Input records:
╭──

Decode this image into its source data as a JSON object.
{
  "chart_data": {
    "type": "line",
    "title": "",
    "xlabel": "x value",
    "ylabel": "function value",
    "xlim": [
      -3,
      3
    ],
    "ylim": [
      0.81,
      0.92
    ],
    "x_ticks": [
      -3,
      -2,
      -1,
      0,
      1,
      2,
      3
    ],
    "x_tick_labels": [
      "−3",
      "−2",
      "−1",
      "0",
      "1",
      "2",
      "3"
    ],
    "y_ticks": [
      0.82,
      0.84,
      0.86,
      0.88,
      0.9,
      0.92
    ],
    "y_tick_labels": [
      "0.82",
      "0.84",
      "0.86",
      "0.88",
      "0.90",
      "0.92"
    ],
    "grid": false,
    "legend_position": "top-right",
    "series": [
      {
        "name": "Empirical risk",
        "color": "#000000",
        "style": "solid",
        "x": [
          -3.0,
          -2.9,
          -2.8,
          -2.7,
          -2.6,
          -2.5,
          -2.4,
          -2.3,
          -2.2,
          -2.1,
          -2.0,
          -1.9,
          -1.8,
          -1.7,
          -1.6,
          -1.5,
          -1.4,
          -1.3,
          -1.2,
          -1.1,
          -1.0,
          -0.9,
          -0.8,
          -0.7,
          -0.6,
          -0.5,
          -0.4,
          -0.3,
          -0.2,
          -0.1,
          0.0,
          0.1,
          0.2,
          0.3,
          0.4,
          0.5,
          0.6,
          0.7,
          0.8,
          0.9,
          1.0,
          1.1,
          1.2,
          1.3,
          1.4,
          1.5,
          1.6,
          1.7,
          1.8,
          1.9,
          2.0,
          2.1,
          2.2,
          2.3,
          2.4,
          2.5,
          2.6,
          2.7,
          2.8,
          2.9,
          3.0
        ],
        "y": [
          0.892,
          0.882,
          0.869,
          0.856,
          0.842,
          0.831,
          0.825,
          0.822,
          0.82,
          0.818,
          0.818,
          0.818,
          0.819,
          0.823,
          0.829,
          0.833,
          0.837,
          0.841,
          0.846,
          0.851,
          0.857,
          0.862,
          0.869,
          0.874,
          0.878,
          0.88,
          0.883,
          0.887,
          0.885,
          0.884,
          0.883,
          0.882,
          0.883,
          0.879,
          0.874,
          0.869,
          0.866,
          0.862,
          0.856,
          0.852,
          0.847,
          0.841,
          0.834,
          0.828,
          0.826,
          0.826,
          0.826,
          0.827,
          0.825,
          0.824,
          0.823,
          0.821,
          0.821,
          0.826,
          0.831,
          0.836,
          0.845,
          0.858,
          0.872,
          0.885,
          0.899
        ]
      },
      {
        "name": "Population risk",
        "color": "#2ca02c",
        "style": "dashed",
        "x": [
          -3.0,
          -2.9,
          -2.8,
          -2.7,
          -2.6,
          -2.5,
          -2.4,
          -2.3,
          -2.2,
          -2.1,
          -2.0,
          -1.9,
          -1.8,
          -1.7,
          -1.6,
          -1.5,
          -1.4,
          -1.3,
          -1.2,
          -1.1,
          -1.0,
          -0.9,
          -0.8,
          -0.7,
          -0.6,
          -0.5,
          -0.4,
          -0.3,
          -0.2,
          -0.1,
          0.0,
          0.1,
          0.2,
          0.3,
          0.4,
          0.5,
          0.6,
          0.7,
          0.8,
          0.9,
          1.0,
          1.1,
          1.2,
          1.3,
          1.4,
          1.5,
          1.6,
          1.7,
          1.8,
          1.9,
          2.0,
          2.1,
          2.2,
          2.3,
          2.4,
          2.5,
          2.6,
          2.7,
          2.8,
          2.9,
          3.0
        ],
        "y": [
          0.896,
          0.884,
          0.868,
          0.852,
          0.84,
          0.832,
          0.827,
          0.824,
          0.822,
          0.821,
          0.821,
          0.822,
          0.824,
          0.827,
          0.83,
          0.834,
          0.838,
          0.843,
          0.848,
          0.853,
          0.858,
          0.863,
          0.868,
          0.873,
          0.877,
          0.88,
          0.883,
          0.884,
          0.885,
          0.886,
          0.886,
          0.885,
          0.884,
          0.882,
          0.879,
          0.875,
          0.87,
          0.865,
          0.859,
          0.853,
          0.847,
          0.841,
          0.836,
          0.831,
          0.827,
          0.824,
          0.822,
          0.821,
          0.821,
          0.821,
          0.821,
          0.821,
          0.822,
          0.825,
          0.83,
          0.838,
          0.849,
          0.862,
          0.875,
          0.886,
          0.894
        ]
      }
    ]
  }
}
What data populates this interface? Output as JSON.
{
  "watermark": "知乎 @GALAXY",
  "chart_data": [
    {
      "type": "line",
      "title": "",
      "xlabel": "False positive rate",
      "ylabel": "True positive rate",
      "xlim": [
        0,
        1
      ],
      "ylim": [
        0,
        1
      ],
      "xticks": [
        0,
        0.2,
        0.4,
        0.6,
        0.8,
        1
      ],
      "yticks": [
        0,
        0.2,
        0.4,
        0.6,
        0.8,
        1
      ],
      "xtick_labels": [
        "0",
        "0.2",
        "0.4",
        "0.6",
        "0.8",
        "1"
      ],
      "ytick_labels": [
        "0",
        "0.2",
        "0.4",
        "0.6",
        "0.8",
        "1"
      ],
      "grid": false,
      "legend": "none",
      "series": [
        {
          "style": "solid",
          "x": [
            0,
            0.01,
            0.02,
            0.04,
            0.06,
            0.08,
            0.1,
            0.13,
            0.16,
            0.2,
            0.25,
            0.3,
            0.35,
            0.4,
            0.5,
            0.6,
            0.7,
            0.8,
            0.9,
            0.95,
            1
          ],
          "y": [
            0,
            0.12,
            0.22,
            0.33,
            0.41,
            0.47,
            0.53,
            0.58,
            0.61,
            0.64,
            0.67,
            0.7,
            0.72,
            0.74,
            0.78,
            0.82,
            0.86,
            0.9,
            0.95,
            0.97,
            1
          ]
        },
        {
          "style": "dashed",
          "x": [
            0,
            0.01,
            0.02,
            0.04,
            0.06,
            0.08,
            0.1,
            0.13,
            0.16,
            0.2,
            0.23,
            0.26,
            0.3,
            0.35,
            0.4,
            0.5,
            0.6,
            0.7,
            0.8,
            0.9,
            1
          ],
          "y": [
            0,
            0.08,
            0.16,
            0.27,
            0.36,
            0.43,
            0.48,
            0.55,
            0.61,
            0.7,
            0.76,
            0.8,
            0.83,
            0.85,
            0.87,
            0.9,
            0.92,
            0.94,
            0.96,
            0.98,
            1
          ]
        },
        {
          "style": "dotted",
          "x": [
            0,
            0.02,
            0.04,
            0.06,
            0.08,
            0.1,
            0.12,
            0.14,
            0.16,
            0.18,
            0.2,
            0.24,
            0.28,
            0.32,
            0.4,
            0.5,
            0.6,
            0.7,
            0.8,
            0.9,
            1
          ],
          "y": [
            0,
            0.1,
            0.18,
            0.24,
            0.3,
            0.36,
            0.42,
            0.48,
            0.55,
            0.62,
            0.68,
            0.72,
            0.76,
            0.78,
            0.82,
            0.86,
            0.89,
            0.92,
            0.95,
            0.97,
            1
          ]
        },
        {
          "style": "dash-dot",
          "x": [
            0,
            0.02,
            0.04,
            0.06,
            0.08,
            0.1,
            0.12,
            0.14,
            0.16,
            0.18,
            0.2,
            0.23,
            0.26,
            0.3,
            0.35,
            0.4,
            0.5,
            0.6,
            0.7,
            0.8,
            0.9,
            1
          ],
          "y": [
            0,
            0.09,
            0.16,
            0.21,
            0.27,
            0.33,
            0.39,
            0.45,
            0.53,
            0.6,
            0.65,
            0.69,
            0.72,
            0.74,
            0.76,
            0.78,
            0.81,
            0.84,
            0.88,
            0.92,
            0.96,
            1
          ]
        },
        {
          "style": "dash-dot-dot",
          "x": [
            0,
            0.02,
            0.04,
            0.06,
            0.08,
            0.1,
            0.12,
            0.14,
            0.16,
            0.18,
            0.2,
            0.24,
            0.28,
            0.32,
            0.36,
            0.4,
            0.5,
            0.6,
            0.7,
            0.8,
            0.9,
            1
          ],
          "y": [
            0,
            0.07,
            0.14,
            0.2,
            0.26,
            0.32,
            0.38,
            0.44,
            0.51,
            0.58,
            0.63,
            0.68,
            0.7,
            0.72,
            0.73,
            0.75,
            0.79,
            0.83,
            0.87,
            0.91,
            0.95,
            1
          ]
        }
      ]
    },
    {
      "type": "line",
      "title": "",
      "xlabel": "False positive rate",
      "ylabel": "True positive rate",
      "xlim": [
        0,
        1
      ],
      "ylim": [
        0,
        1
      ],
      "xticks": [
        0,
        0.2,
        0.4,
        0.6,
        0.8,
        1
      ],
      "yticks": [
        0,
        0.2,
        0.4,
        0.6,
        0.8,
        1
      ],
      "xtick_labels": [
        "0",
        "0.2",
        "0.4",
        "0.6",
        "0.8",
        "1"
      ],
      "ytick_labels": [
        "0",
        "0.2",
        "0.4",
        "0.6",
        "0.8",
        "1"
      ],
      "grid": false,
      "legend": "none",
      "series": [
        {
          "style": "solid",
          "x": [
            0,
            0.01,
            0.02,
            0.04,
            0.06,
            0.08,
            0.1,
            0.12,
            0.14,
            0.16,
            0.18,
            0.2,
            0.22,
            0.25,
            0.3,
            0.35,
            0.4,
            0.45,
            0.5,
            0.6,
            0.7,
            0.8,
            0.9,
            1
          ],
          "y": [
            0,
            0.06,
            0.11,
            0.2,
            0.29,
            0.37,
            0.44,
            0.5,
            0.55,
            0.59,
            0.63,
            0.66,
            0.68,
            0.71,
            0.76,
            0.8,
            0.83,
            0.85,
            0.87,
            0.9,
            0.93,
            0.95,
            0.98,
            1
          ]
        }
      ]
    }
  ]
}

╰──

To be done: Show each line of the listing that holds the string "name".

Answer for the task:
        "name": "Empirical risk",
        "name": "Population risk",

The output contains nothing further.